**Work to be completed**
Copy out each line of the data that holds the word "screenshot".

**Source data**
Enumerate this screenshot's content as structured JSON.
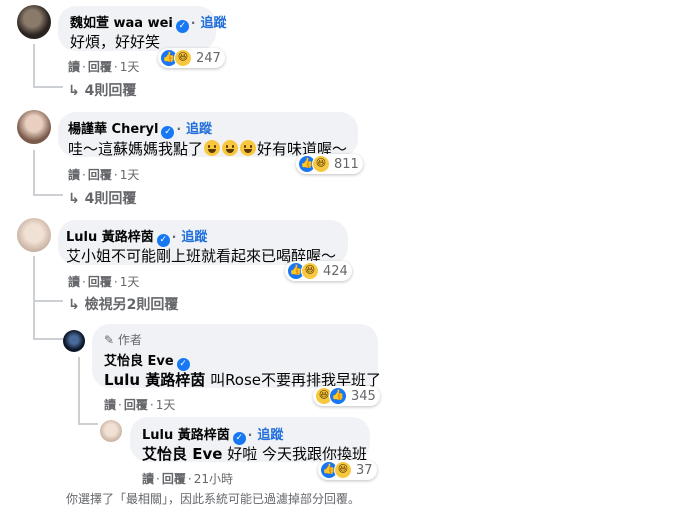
{
  "comments": [
    {
      "author": "魏如萱 waa wei",
      "follow": "追蹤",
      "text": "好煩，好好笑",
      "actions": {
        "read": "讀",
        "reply": "回覆",
        "time": "1天"
      },
      "reactions": {
        "count": "247"
      },
      "replies_link": "4則回覆"
    },
    {
      "author": "楊謹華 Cheryl",
      "follow": "追蹤",
      "text_before": "哇～這蘇媽媽我點了",
      "text_after": "好有味道喔～",
      "actions": {
        "read": "讀",
        "reply": "回覆",
        "time": "1天"
      },
      "reactions": {
        "count": "811"
      },
      "replies_link": "4則回覆"
    },
    {
      "author": "Lulu 黃路梓茵",
      "follow": "追蹤",
      "text": "艾小姐不可能剛上班就看起來已喝醉喔～",
      "actions": {
        "read": "讀",
        "reply": "回覆",
        "time": "1天"
      },
      "reactions": {
        "count": "424"
      },
      "replies_link": "檢視另2則回覆"
    }
  ],
  "replies": [
    {
      "badge": "作者",
      "author": "艾怡良 Eve",
      "mention": "Lulu 黃路梓茵",
      "text": "叫Rose不要再排我早班了",
      "actions": {
        "read": "讀",
        "reply": "回覆",
        "time": "1天"
      },
      "reactions": {
        "count": "345"
      }
    },
    {
      "author": "Lulu 黃路梓茵",
      "follow": "追蹤",
      "mention": "艾怡良 Eve",
      "text": "好啦 今天我跟你換班",
      "actions": {
        "read": "讀",
        "reply": "回覆",
        "time": "21小時"
      },
      "reactions": {
        "count": "37"
      }
    }
  ],
  "footer_note": "你選擇了「最相關」，因此系統可能已過濾掉部分回覆。",
  "colors": {
    "accent": "#216fdb",
    "bubble": "#f0f2f5",
    "muted": "#65676b"
  },
  "icons": [
    "verified-icon",
    "like-reaction-icon",
    "haha-reaction-icon",
    "reply-arrow-icon",
    "pencil-icon"
  ]
}
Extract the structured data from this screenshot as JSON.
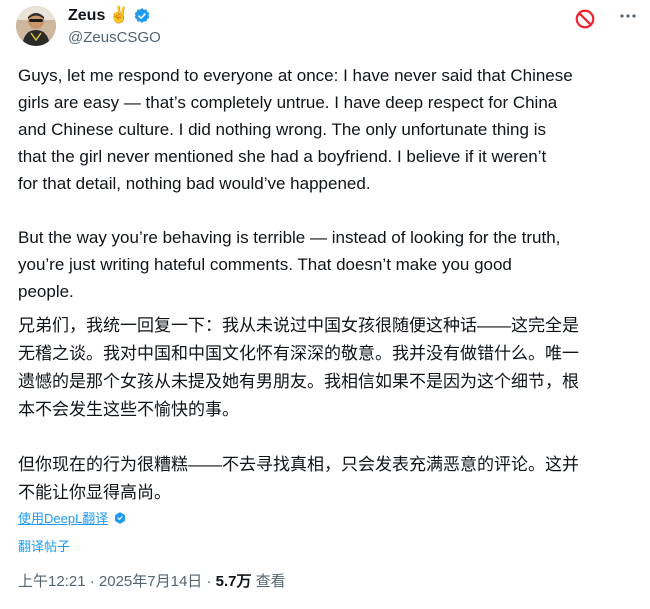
{
  "author": {
    "name": "Zeus",
    "emoji": "✌️",
    "handle": "@ZeusCSGO"
  },
  "tweet": {
    "paragraphs": [
      "Guys, let me respond to everyone at once: I have never said that Chinese\ngirls are easy — that’s completely untrue. I have deep respect for China\nand Chinese culture. I did nothing wrong. The only unfortunate thing is\nthat the girl never mentioned she had a boyfriend. I believe if it weren’t\nfor that detail, nothing bad would’ve happened.",
      "But the way you’re behaving is terrible — instead of looking for the truth,\nyou’re just writing hateful comments. That doesn’t make you good\npeople.",
      "兄弟们，我统一回复一下：我从未说过中国女孩很随便这种话——这完全是\n无稽之谈。我对中国和中国文化怀有深深的敬意。我并没有做错什么。唯一\n遗憾的是那个女孩从未提及她有男朋友。我相信如果不是因为这个细节，根\n本不会发生这些不愉快的事。",
      "但你现在的行为很糟糕——不去寻找真相，只会发表充满恶意的评论。这并\n不能让你显得高尚。"
    ]
  },
  "translation": {
    "provider_label": "使用DeepL翻译",
    "translate_post": "翻译帖子"
  },
  "meta": {
    "time": "上午12:21",
    "separator1": "·",
    "date": "2025年7月14日",
    "separator2": "·",
    "views_count": "5.7万",
    "views_label": "查看"
  },
  "colors": {
    "verified": "#1d9bf0",
    "block": "#f4212e",
    "link": "#1d9bf0",
    "muted": "#536471"
  }
}
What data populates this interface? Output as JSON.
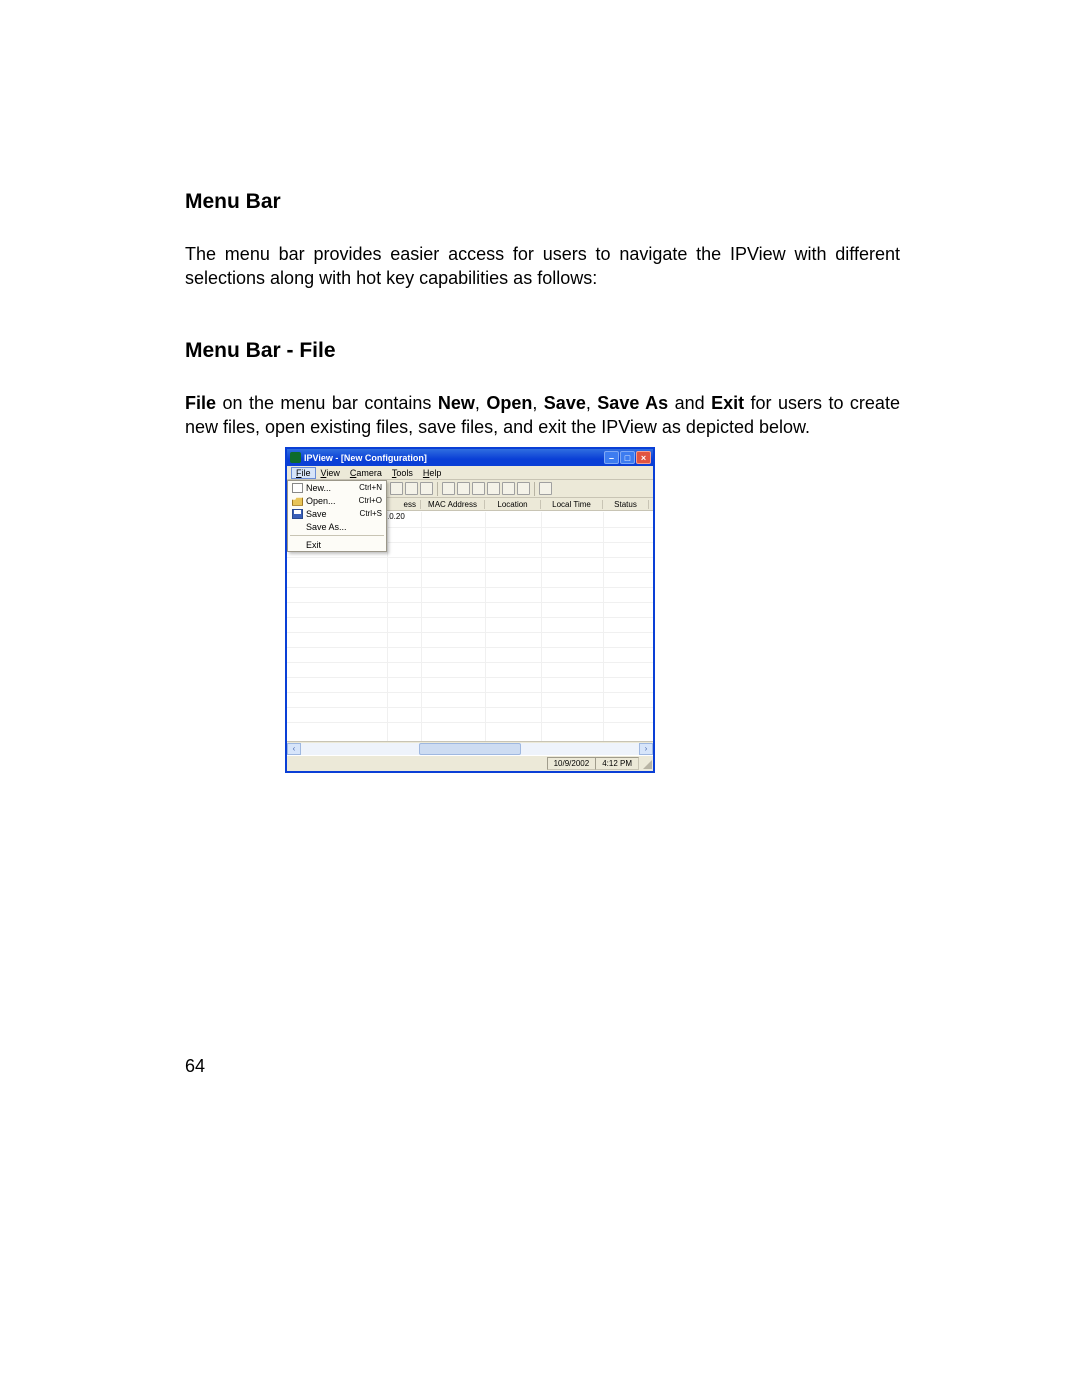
{
  "headings": {
    "h1": "Menu Bar",
    "h2": "Menu Bar - File"
  },
  "paragraph1": "The menu bar provides easier access for users to navigate the IPView with different selections along with hot key capabilities as follows:",
  "desc_parts": {
    "p1a": "File",
    "p1b": " on the menu bar contains ",
    "p1c": "New",
    "p1d": ", ",
    "p1e": "Open",
    "p1f": ", ",
    "p1g": "Save",
    "p1h": ", ",
    "p1i": "Save As",
    "p1j": " and ",
    "p1k": "Exit",
    "p1l": " for users to create new files, open existing files, save files, and exit the IPView as depicted below."
  },
  "page_number": "64",
  "window": {
    "title": "IPView - [New Configuration]",
    "menus": {
      "file": "File",
      "view": "View",
      "camera": "Camera",
      "tools": "Tools",
      "help": "Help"
    },
    "columns": {
      "col_peek": "ess",
      "mac": "MAC Address",
      "location": "Location",
      "localtime": "Local Time",
      "status": "Status"
    },
    "dropdown": {
      "new": {
        "label": "New...",
        "shortcut": "Ctrl+N"
      },
      "open": {
        "label": "Open...",
        "shortcut": "Ctrl+O"
      },
      "save": {
        "label": "Save",
        "shortcut": "Ctrl+S"
      },
      "saveas": {
        "label": "Save As..."
      },
      "exit": {
        "label": "Exit"
      }
    },
    "row_ip": ".0.20",
    "status": {
      "date": "10/9/2002",
      "time": "4:12 PM"
    }
  }
}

**Full answer**
Enumerate this screenshot's content as structured JSON.
Extract the structured data from this screenshot as JSON.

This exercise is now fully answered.